Given problem →
List all the lines in these records that hold "JSON".

Records provided →
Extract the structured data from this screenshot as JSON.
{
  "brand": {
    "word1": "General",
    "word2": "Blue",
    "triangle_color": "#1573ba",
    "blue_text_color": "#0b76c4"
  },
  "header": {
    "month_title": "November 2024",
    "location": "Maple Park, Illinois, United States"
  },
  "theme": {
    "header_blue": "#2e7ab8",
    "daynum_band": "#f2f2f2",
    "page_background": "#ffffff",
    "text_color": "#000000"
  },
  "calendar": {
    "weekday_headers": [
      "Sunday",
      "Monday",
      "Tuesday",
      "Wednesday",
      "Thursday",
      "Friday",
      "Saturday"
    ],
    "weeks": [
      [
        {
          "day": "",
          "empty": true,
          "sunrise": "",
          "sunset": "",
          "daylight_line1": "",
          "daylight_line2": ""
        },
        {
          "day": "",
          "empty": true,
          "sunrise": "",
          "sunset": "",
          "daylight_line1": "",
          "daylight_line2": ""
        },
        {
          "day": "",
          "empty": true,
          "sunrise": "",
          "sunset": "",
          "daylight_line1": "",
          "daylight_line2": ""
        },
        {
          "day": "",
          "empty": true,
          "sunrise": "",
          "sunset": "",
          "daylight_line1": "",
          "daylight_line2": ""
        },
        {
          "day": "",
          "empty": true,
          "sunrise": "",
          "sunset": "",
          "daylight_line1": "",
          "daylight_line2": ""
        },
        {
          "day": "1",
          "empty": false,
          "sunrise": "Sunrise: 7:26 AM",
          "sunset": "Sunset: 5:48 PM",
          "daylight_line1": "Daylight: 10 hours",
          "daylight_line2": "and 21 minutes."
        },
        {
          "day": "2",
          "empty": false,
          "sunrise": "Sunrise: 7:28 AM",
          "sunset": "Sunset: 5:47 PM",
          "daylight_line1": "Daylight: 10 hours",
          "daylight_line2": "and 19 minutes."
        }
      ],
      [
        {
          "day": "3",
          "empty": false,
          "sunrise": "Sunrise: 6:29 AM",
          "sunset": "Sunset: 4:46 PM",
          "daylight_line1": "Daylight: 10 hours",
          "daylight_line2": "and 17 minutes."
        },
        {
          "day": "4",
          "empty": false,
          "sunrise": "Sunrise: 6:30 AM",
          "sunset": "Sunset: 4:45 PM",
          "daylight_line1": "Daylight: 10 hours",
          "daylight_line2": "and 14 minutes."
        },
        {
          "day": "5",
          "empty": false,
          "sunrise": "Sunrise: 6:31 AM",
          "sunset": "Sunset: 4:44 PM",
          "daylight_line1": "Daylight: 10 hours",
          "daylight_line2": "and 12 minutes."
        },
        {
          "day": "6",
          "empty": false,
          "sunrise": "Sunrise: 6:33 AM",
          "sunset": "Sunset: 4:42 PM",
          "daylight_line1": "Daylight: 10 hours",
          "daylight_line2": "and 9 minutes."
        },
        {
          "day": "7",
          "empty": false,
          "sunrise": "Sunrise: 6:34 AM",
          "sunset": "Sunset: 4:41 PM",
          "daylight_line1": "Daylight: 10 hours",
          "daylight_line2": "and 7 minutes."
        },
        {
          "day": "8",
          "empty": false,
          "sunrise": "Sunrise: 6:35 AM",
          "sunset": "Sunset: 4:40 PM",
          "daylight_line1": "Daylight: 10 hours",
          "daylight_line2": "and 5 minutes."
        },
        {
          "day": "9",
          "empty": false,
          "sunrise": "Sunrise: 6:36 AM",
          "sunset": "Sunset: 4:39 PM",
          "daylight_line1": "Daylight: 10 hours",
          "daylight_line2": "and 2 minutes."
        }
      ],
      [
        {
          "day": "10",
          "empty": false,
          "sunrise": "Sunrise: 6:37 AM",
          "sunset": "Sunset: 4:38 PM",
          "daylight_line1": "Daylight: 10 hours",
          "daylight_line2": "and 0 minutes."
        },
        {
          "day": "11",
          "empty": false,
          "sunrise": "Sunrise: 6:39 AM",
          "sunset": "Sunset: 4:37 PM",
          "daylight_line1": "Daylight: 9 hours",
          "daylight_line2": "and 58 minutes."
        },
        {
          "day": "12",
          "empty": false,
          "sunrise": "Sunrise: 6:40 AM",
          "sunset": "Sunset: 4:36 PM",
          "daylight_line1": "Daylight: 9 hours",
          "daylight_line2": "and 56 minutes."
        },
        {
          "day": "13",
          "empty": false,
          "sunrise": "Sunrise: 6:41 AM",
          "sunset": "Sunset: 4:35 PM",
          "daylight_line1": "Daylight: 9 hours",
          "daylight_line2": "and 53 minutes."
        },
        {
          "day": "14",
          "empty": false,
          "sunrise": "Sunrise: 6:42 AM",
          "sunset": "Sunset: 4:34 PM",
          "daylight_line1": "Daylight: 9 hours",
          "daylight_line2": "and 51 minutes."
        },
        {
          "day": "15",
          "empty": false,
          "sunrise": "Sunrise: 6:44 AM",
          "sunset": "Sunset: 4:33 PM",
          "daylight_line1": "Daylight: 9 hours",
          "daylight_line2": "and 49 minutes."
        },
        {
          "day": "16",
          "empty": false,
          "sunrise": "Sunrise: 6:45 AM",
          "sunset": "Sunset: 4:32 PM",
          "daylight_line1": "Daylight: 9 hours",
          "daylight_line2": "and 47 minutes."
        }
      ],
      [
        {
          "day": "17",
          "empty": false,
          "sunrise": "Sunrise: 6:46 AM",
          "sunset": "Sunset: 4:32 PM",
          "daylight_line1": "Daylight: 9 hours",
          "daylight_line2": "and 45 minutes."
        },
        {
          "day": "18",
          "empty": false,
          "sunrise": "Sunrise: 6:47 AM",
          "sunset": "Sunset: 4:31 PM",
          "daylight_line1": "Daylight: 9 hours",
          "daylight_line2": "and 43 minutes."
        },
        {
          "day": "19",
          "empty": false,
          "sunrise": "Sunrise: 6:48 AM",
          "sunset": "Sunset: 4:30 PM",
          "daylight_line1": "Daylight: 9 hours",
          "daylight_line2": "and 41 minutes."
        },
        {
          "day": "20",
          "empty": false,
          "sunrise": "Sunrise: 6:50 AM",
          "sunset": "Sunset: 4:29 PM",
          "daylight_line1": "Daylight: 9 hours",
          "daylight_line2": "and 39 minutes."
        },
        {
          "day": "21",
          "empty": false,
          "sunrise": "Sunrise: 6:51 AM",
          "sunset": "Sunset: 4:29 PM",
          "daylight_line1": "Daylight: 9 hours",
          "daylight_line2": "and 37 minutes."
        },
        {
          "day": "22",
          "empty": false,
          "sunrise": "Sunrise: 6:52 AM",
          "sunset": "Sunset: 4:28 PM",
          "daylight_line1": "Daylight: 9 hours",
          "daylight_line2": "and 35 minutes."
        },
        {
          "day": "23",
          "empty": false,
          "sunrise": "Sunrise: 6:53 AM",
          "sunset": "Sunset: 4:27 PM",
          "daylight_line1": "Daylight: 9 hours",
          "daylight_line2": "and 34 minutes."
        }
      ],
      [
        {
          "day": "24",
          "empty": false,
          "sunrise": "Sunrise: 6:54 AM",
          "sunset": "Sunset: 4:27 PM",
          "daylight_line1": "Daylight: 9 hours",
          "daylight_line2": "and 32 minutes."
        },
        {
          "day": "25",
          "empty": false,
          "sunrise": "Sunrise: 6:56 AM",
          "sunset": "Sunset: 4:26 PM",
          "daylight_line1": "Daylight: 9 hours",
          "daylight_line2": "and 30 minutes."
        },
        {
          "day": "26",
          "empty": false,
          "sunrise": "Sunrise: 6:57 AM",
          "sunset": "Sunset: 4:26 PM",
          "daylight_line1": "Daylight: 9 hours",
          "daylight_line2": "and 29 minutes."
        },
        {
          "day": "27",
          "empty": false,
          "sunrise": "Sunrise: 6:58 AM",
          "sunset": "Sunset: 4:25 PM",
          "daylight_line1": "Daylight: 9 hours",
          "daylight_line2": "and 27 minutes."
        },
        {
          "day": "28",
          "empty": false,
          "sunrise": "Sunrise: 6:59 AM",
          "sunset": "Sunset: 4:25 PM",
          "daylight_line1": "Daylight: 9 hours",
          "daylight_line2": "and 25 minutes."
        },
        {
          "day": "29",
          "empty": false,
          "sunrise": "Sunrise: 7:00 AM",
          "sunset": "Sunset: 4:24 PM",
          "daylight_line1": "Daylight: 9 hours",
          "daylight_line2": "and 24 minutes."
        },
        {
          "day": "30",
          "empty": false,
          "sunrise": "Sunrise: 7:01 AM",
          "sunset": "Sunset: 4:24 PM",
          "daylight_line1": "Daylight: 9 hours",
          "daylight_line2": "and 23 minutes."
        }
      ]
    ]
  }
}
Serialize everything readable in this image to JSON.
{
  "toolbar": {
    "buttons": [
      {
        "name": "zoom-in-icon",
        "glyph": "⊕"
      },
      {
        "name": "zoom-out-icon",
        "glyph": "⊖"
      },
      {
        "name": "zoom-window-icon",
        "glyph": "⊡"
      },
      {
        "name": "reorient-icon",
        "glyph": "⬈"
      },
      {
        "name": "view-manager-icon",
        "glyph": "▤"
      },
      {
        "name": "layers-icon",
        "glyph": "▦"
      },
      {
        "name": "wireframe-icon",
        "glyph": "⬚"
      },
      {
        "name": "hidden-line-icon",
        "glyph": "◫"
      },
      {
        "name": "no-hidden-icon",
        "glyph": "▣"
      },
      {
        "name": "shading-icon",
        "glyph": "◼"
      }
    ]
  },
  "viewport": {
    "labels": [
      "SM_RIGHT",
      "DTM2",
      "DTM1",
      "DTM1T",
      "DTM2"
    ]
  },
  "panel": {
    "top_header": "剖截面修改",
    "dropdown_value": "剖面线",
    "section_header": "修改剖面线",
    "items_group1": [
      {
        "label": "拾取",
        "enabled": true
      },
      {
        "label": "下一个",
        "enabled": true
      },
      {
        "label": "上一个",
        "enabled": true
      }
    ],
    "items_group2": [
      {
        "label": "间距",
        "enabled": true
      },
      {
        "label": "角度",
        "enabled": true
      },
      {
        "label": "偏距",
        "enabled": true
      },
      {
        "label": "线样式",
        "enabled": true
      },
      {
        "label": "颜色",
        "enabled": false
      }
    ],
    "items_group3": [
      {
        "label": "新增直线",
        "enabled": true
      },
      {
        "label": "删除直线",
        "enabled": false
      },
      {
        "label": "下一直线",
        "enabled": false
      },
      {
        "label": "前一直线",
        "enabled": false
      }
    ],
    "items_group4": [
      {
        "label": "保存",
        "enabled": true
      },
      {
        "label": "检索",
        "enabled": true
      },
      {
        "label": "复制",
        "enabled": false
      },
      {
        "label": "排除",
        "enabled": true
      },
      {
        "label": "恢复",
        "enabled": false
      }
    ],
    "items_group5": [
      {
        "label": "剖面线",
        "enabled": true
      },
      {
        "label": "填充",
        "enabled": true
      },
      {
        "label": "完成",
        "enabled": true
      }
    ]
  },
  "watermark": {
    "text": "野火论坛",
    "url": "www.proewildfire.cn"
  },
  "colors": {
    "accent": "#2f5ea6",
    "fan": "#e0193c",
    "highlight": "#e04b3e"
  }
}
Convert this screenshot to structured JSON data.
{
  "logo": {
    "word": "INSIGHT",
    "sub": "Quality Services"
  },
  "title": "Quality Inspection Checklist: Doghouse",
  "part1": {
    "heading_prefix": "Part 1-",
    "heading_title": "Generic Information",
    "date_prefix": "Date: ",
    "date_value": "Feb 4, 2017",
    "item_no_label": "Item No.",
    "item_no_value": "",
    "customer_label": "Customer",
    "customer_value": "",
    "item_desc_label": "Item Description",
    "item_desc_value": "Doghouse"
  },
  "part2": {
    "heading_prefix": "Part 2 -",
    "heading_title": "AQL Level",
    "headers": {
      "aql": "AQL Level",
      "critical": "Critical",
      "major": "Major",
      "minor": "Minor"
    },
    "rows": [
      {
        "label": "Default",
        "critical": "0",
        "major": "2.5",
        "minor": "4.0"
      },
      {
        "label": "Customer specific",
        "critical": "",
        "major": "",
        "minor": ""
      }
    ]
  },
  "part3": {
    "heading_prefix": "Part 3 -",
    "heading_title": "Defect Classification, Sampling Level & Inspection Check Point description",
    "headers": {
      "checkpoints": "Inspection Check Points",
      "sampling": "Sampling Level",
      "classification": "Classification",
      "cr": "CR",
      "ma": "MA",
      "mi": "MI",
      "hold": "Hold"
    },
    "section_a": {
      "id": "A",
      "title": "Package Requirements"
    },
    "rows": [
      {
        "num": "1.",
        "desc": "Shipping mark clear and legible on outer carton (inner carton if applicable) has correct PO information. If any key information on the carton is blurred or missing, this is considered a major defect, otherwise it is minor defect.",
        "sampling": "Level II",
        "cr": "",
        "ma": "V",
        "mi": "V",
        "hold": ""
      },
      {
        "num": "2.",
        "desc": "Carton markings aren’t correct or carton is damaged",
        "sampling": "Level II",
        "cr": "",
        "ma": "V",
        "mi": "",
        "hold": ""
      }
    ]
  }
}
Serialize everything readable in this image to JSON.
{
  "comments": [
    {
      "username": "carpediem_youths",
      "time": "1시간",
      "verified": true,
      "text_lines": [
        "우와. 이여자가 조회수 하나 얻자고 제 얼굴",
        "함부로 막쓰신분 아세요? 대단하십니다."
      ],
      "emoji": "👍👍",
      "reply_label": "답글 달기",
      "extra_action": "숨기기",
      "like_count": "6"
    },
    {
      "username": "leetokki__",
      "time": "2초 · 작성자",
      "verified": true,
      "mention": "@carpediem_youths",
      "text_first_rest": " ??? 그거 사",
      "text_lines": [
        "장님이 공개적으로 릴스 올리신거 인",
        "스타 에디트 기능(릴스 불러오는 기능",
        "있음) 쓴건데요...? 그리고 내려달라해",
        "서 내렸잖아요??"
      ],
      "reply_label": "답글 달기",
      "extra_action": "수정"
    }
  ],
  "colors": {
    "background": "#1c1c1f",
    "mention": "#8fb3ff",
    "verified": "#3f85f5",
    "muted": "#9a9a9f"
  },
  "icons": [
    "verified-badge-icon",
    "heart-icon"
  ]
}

Exercise response →
Extract the structured data from this screenshot as JSON.
Serialize everything readable in this image to JSON.
Convert this screenshot to structured JSON data.
Serialize everything readable in this image to JSON.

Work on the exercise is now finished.